=== Available data ===

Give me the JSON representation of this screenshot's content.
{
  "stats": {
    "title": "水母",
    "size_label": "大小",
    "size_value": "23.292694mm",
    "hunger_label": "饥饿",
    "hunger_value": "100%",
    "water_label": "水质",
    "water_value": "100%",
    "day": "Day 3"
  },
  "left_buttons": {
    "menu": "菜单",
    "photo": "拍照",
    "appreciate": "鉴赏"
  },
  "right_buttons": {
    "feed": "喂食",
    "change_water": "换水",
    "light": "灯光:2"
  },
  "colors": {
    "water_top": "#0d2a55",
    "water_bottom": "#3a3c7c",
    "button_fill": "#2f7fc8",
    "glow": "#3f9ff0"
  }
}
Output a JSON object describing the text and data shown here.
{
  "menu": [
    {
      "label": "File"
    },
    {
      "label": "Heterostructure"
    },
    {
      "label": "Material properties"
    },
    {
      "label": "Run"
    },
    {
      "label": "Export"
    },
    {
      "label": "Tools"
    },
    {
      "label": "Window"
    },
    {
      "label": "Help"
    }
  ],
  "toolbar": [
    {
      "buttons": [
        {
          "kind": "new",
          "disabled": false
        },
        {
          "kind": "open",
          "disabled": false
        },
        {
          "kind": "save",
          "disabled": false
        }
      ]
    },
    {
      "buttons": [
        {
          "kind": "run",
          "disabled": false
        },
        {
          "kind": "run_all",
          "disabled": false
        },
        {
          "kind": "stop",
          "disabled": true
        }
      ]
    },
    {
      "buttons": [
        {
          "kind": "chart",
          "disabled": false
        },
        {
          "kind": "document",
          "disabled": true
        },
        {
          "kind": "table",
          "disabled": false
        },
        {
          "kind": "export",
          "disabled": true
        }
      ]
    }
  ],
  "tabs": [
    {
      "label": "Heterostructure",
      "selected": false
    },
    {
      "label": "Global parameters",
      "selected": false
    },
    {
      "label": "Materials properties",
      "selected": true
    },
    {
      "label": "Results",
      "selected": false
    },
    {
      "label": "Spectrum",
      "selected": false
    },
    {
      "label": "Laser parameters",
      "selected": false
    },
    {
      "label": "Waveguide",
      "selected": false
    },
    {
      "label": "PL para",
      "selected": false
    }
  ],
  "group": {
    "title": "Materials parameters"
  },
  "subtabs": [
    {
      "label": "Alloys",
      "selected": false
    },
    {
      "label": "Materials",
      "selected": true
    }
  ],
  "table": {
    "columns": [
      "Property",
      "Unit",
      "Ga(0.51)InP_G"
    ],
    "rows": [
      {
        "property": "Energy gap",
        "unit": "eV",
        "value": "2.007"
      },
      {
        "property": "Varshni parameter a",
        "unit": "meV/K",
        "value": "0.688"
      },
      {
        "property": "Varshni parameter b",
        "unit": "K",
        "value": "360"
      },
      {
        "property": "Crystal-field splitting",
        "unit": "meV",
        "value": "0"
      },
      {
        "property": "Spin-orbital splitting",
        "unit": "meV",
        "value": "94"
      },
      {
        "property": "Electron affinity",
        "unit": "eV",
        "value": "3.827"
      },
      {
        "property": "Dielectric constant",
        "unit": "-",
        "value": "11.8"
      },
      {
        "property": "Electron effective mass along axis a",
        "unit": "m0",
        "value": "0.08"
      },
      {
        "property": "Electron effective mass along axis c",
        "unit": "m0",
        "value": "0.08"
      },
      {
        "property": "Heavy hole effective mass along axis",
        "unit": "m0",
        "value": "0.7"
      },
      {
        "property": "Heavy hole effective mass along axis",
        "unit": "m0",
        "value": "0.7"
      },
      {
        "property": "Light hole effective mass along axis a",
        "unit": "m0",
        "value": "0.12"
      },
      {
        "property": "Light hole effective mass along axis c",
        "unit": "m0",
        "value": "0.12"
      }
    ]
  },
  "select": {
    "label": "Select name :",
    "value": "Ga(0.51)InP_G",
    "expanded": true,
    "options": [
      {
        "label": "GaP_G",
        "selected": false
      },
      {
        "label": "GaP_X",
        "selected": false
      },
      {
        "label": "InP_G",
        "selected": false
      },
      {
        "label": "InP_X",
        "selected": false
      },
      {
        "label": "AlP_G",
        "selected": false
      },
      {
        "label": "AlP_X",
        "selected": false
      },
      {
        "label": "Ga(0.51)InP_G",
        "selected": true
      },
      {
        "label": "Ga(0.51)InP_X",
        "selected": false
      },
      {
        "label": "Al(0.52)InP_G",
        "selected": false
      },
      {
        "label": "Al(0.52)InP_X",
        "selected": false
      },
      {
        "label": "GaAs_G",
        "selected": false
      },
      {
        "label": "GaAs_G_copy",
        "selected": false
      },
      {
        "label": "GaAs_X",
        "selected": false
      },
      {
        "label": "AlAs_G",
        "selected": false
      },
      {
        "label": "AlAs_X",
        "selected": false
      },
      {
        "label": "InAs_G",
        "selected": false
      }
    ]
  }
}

===

### To be done:
Write out the complete set of records exactly as given.

### Exercise answer:
Give me the JSON representation of this screenshot's content.
{
  "stats": {
    "title": "水母",
    "size_label": "大小",
    "size_value": "23.292694mm",
    "hunger_label": "饥饿",
    "hunger_value": "100%",
    "water_label": "水质",
    "water_value": "100%",
    "day": "Day 3"
  },
  "left_buttons": {
    "menu": "菜单",
    "photo": "拍照",
    "appreciate": "鉴赏"
  },
  "right_buttons": {
    "feed": "喂食",
    "change_water": "换水",
    "light": "灯光:2"
  },
  "colors": {
    "water_top": "#0d2a55",
    "water_bottom": "#3a3c7c",
    "button_fill": "#2f7fc8",
    "glow": "#3f9ff0"
  }
}
Output a JSON object describing the text and data shown here.
{
  "menu": [
    {
      "label": "File"
    },
    {
      "label": "Heterostructure"
    },
    {
      "label": "Material properties"
    },
    {
      "label": "Run"
    },
    {
      "label": "Export"
    },
    {
      "label": "Tools"
    },
    {
      "label": "Window"
    },
    {
      "label": "Help"
    }
  ],
  "toolbar": [
    {
      "buttons": [
        {
          "kind": "new",
          "disabled": false
        },
        {
          "kind": "open",
          "disabled": false
        },
        {
          "kind": "save",
          "disabled": false
        }
      ]
    },
    {
      "buttons": [
        {
          "kind": "run",
          "disabled": false
        },
        {
          "kind": "run_all",
          "disabled": false
        },
        {
          "kind": "stop",
          "disabled": true
        }
      ]
    },
    {
      "buttons": [
        {
          "kind": "chart",
          "disabled": false
        },
        {
          "kind": "document",
          "disabled": true
        },
        {
          "kind": "table",
          "disabled": false
        },
        {
          "kind": "export",
          "disabled": true
        }
      ]
    }
  ],
  "tabs": [
    {
      "label": "Heterostructure",
      "selected": false
    },
    {
      "label": "Global parameters",
      "selected": false
    },
    {
      "label": "Materials properties",
      "selected": true
    },
    {
      "label": "Results",
      "selected": false
    },
    {
      "label": "Spectrum",
      "selected": false
    },
    {
      "label": "Laser parameters",
      "selected": false
    },
    {
      "label": "Waveguide",
      "selected": false
    },
    {
      "label": "PL para",
      "selected": false
    }
  ],
  "group": {
    "title": "Materials parameters"
  },
  "subtabs": [
    {
      "label": "Alloys",
      "selected": false
    },
    {
      "label": "Materials",
      "selected": true
    }
  ],
  "table": {
    "columns": [
      "Property",
      "Unit",
      "Ga(0.51)InP_G"
    ],
    "rows": [
      {
        "property": "Energy gap",
        "unit": "eV",
        "value": "2.007"
      },
      {
        "property": "Varshni parameter a",
        "unit": "meV/K",
        "value": "0.688"
      },
      {
        "property": "Varshni parameter b",
        "unit": "K",
        "value": "360"
      },
      {
        "property": "Crystal-field splitting",
        "unit": "meV",
        "value": "0"
      },
      {
        "property": "Spin-orbital splitting",
        "unit": "meV",
        "value": "94"
      },
      {
        "property": "Electron affinity",
        "unit": "eV",
        "value": "3.827"
      },
      {
        "property": "Dielectric constant",
        "unit": "-",
        "value": "11.8"
      },
      {
        "property": "Electron effective mass along axis a",
        "unit": "m0",
        "value": "0.08"
      },
      {
        "property": "Electron effective mass along axis c",
        "unit": "m0",
        "value": "0.08"
      },
      {
        "property": "Heavy hole effective mass along axis",
        "unit": "m0",
        "value": "0.7"
      },
      {
        "property": "Heavy hole effective mass along axis",
        "unit": "m0",
        "value": "0.7"
      },
      {
        "property": "Light hole effective mass along axis a",
        "unit": "m0",
        "value": "0.12"
      },
      {
        "property": "Light hole effective mass along axis c",
        "unit": "m0",
        "value": "0.12"
      }
    ]
  },
  "select": {
    "label": "Select name :",
    "value": "Ga(0.51)InP_G",
    "expanded": true,
    "options": [
      {
        "label": "GaP_G",
        "selected": false
      },
      {
        "label": "GaP_X",
        "selected": false
      },
      {
        "label": "InP_G",
        "selected": false
      },
      {
        "label": "InP_X",
        "selected": false
      },
      {
        "label": "AlP_G",
        "selected": false
      },
      {
        "label": "AlP_X",
        "selected": false
      },
      {
        "label": "Ga(0.51)InP_G",
        "selected": true
      },
      {
        "label": "Ga(0.51)InP_X",
        "selected": false
      },
      {
        "label": "Al(0.52)InP_G",
        "selected": false
      },
      {
        "label": "Al(0.52)InP_X",
        "selected": false
      },
      {
        "label": "GaAs_G",
        "selected": false
      },
      {
        "label": "GaAs_G_copy",
        "selected": false
      },
      {
        "label": "GaAs_X",
        "selected": false
      },
      {
        "label": "AlAs_G",
        "selected": false
      },
      {
        "label": "AlAs_X",
        "selected": false
      },
      {
        "label": "InAs_G",
        "selected": false
      }
    ]
  }
}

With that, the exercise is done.